Excerpt provided section start

About eighteen months after the committee I chaired, I was asked to be a member of a further one on on-line indexing of electronic documents in federal agencies (3). In that time the Internet had come to public attention and agencies were starting to put material on-line for the community. The Internet had gone from something for academics and anarchists, to a serious computer network for Government and business. The Internet was starting to provide the standards, infrastructure and customer base for serious electronic document systems. The issue of the format of electronic documents and how to find them became more of a community concern. The keeping of records in agencies and public release of material by agencies was starting to converge.

As a member of the second committee I argued that we could use meta-data tags embedded in web documents (5) for indexing Government information. The idea was that meta-data, the sort of information usually stored in a records management system, could be simply typed into the top of each document using a text editor. The same technology used to "crawl" the web indexing documents could crawl an agency's records collecting the meta-data.

The idea that meta-data would be scattered around the system in individual documents was too radical for many of my colleagues and still is for some. They are used to nice neat collections in central databases. However, my experience as Defence Web Master was that organisation units would not surrender control of information to any central authority. The monopoly which central records areas had would not last in the electronic age.

In November 1997 I was nominated by the Department of Defence as a member of the "Search Engine Working Group" (4). This is another Federal interdepartmental committee looking at the details of implementing what was proposed by the previous committee (with several of the people from previous committees).

The Search Engine Working Group (SEWG) was established in October 1997 by the Chief Government Information Officer to consider proposals for the development of whole-of-government entry point services for, including both browse and search services. SEWG will make recommendations to the Commonwealth/State Navigation Working Party (8).

Excerpt provided section end

* Task brief *
Reproduce the stretch of the committee account from "The idea that" through "the electronic age.", word for word. Work only from the committee account above.

Material provided section start

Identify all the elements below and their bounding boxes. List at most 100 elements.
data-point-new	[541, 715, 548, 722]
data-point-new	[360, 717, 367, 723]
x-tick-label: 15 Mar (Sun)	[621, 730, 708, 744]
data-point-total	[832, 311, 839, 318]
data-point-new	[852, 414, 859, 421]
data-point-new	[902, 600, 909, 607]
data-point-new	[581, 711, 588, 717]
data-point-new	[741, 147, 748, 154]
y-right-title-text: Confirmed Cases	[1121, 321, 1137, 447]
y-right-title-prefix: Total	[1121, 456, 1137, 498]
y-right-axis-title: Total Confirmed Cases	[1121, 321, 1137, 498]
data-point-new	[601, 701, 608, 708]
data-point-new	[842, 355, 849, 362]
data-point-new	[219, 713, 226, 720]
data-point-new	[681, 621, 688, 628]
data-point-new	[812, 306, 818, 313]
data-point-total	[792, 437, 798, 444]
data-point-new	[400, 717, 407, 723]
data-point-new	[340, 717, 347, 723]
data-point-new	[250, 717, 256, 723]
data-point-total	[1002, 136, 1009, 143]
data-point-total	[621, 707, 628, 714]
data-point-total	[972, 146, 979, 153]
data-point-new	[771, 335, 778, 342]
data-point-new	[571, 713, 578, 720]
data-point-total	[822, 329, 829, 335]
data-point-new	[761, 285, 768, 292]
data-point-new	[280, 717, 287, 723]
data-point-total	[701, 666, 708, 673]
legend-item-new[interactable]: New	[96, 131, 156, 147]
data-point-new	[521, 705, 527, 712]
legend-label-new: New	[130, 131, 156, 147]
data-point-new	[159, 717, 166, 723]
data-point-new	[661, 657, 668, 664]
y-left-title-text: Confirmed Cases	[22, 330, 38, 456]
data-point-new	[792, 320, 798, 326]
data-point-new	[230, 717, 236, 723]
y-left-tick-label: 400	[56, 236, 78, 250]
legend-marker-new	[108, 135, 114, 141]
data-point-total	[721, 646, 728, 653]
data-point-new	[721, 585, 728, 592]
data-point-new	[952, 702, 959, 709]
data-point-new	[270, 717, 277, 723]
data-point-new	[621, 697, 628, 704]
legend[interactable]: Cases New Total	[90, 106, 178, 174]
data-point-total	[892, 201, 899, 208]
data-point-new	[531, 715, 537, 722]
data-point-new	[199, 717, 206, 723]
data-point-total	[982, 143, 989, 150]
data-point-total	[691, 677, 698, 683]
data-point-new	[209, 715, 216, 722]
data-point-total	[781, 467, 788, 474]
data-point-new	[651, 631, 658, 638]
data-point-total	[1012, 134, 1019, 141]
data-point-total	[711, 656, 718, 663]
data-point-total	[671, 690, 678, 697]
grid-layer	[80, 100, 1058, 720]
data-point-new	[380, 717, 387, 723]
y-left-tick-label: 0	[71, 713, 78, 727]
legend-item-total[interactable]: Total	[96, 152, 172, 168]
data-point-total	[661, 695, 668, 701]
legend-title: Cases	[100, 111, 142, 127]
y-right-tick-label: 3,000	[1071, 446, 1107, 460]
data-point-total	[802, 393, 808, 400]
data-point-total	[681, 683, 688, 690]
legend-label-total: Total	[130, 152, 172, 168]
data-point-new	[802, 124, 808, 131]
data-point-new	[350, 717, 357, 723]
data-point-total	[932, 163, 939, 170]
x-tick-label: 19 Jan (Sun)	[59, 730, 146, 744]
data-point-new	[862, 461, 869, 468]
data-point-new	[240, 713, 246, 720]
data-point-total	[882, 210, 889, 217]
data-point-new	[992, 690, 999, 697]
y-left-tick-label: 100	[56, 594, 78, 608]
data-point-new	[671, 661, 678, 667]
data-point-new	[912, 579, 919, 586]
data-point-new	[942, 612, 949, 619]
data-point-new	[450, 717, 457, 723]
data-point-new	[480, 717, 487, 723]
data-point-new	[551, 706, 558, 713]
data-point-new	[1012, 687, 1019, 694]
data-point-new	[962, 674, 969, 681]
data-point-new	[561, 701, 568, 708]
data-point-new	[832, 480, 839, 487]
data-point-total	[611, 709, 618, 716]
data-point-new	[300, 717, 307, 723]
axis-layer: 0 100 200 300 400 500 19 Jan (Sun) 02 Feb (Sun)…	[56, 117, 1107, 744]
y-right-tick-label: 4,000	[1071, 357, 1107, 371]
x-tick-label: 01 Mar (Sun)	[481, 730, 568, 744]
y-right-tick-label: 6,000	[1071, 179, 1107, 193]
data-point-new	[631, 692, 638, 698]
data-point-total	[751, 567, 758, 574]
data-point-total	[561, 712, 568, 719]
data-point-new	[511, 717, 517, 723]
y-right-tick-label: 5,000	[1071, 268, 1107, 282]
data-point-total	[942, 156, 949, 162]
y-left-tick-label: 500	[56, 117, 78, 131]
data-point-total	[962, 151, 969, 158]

Material provided section end

* Output *
The idea that meta-data would be scattered around the system in individual documents was too radical for many of my colleagues and still is for some. They are used to nice neat collections in central databases. However, my experience as Defence Web Master was that organisation units would not surrender control of information to any central authority. The monopoly which central records areas had would not last in the electronic age.